---------- DATASET ----------

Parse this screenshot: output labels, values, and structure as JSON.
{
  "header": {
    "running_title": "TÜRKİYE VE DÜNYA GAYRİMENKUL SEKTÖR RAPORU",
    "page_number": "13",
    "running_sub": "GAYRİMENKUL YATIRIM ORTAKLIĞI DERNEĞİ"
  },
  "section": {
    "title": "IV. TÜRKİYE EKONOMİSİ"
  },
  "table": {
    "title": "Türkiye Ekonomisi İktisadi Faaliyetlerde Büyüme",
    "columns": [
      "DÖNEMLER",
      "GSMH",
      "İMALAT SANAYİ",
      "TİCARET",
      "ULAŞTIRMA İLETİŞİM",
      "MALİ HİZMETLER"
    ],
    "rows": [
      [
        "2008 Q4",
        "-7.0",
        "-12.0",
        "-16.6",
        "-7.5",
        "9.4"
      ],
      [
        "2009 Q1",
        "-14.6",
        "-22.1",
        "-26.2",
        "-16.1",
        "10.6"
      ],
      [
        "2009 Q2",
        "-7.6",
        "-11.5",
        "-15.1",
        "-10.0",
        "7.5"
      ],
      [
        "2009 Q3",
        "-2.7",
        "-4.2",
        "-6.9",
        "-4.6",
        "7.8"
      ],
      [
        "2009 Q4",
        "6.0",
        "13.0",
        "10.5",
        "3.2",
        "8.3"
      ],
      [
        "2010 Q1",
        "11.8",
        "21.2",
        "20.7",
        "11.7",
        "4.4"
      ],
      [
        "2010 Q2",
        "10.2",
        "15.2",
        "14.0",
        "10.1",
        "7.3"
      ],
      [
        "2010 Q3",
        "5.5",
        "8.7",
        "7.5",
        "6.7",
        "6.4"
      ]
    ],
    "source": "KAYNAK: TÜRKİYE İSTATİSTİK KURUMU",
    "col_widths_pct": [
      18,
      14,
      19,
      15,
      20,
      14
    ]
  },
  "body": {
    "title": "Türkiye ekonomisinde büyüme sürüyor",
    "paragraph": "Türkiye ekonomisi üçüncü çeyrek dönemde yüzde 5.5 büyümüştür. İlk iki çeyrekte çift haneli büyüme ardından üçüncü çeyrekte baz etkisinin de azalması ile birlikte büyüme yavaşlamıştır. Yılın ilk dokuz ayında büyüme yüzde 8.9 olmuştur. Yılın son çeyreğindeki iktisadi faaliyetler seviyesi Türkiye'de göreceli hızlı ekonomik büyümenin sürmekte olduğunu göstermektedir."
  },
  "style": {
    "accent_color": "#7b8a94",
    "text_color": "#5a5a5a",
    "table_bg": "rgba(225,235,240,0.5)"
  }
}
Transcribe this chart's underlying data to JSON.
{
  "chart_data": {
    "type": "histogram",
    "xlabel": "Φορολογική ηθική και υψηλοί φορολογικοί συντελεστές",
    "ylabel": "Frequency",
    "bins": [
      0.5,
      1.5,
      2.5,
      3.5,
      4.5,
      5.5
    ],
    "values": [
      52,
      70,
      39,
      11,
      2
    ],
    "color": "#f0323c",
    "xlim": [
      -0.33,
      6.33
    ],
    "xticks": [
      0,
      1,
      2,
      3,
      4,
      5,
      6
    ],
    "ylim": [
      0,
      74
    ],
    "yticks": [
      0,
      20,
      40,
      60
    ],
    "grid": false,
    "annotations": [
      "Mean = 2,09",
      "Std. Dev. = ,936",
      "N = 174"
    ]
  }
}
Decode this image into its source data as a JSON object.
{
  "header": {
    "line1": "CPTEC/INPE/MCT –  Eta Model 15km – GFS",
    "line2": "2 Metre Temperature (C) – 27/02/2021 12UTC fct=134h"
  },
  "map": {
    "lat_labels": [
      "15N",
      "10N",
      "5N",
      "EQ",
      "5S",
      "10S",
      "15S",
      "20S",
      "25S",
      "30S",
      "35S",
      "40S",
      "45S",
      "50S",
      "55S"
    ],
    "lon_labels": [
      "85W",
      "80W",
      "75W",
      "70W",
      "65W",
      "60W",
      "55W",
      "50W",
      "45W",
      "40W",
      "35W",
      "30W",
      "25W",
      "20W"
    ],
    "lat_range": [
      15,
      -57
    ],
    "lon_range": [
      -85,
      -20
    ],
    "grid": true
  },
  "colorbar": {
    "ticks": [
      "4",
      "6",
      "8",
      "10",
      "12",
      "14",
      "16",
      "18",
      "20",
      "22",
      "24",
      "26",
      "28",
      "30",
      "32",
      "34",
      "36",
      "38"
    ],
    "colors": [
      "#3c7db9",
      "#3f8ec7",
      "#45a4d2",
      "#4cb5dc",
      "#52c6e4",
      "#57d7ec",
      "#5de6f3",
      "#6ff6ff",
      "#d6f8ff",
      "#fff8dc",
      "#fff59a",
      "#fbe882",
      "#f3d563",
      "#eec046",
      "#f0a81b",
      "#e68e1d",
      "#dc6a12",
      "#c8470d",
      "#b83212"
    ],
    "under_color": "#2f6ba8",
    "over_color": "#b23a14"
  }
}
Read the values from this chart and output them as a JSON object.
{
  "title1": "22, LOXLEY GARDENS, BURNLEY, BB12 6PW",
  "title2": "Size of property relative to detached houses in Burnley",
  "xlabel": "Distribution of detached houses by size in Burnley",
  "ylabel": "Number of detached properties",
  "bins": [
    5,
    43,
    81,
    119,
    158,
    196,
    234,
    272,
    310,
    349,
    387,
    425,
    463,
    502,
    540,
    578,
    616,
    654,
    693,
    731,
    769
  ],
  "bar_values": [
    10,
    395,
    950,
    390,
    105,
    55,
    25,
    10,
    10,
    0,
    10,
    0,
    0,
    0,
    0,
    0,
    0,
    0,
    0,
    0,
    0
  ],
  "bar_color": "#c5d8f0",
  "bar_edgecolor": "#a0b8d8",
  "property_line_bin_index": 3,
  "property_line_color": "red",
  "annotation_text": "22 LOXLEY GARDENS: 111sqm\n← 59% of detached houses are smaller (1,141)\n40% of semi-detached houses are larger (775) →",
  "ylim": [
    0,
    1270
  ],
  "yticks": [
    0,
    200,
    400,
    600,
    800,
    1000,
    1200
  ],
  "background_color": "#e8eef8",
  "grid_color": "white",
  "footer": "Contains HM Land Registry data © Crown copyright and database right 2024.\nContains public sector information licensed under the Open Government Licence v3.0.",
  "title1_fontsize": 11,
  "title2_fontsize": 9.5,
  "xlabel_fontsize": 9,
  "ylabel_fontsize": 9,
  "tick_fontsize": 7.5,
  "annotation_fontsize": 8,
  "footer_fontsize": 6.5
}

----------

* **THE EXERCISE**: Please retype, exactly as written, every line from the line containing "Read the values" through the last line of the records above, including both of those lines, and nothing else.

* **SOLUTION TO THE PROBLEM**:
Read the values from this chart and output them as a JSON object.
{
  "title1": "22, LOXLEY GARDENS, BURNLEY, BB12 6PW",
  "title2": "Size of property relative to detached houses in Burnley",
  "xlabel": "Distribution of detached houses by size in Burnley",
  "ylabel": "Number of detached properties",
  "bins": [
    5,
    43,
    81,
    119,
    158,
    196,
    234,
    272,
    310,
    349,
    387,
    425,
    463,
    502,
    540,
    578,
    616,
    654,
    693,
    731,
    769
  ],
  "bar_values": [
    10,
    395,
    950,
    390,
    105,
    55,
    25,
    10,
    10,
    0,
    10,
    0,
    0,
    0,
    0,
    0,
    0,
    0,
    0,
    0,
    0
  ],
  "bar_color": "#c5d8f0",
  "bar_edgecolor": "#a0b8d8",
  "property_line_bin_index": 3,
  "property_line_color": "red",
  "annotation_text": "22 LOXLEY GARDENS: 111sqm\n← 59% of detached houses are smaller (1,141)\n40% of semi-detached houses are larger (775) →",
  "ylim": [
    0,
    1270
  ],
  "yticks": [
    0,
    200,
    400,
    600,
    800,
    1000,
    1200
  ],
  "background_color": "#e8eef8",
  "grid_color": "white",
  "footer": "Contains HM Land Registry data © Crown copyright and database right 2024.\nContains public sector information licensed under the Open Government Licence v3.0.",
  "title1_fontsize": 11,
  "title2_fontsize": 9.5,
  "xlabel_fontsize": 9,
  "ylabel_fontsize": 9,
  "tick_fontsize": 7.5,
  "annotation_fontsize": 8,
  "footer_fontsize": 6.5
}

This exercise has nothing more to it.